Stored records
%%
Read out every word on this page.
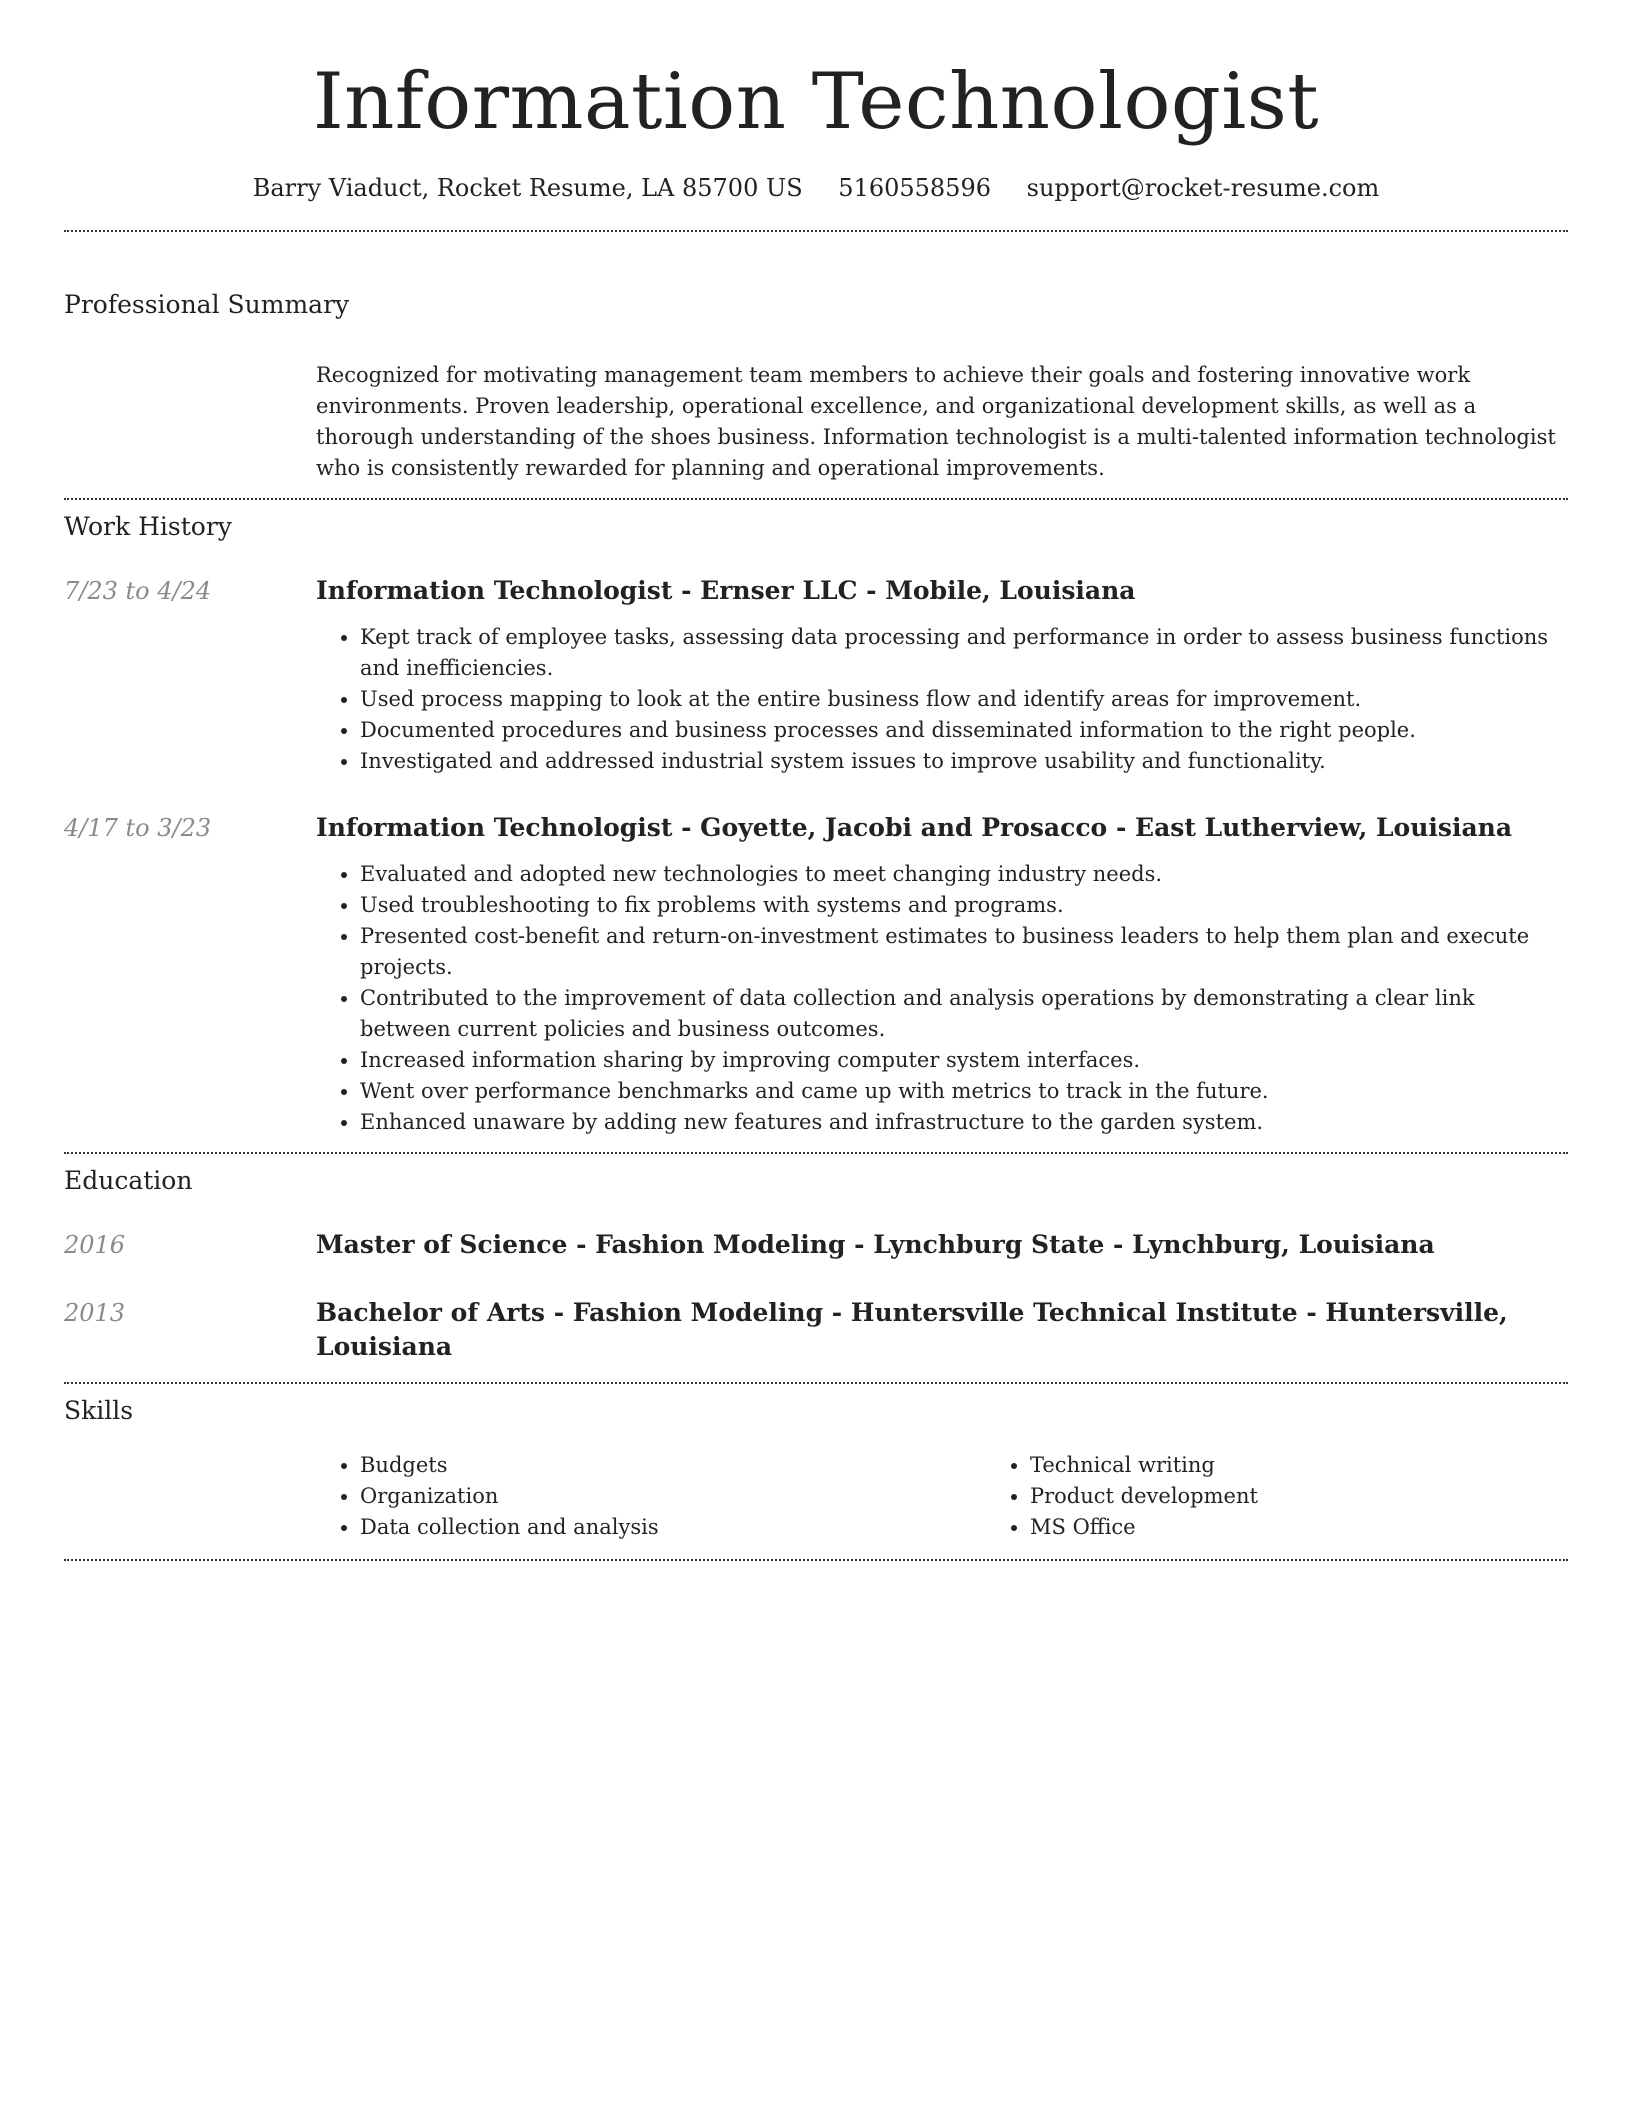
Information Technologist
Barry Viaduct, Rocket Resume, LA 85700 US 5160558596 support@rocket-resume.com
Professional Summary

Recognized for motivating management team members to achieve their goals and fostering innovative work environments. Proven leadership, operational excellence, and organizational development skills, as well as a thorough understanding of the shoes business. Information technologist is a multi-talented information technologist who is consistently rewarded for planning and operational improvements.

Work History
7/23 to 4/24	Information Technologist - Ernser LLC - Mobile, Louisiana
• Kept track of employee tasks, assessing data processing and performance in order to assess business functions and inefficiencies.
• Used process mapping to look at the entire business flow and identify areas for improvement.
• Documented procedures and business processes and disseminated information to the right people.
• Investigated and addressed industrial system issues to improve usability and functionality.
4/17 to 3/23	Information Technologist - Goyette, Jacobi and Prosacco - East Lutherview, Louisiana
• Evaluated and adopted new technologies to meet changing industry needs.
• Used troubleshooting to fix problems with systems and programs.
• Presented cost-benefit and return-on-investment estimates to business leaders to help them plan and execute projects.
• Contributed to the improvement of data collection and analysis operations by demonstrating a clear link between current policies and business outcomes.
• Increased information sharing by improving computer system interfaces.
• Went over performance benchmarks and came up with metrics to track in the future.
• Enhanced unaware by adding new features and infrastructure to the garden system.
Education
2016	Master of Science - Fashion Modeling - Lynchburg State - Lynchburg, Louisiana
2013	Bachelor of Arts - Fashion Modeling - Huntersville Technical Institute - Huntersville, Louisiana
Skills
• Budgets
• Organization
• Data collection and analysis
• Technical writing
• Product development
• MS Office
%%
Review the preceding data and report every line that includes the string "with".

• Used troubleshooting to fix problems with systems and programs.
• Went over performance benchmarks and came up with metrics to track in the future.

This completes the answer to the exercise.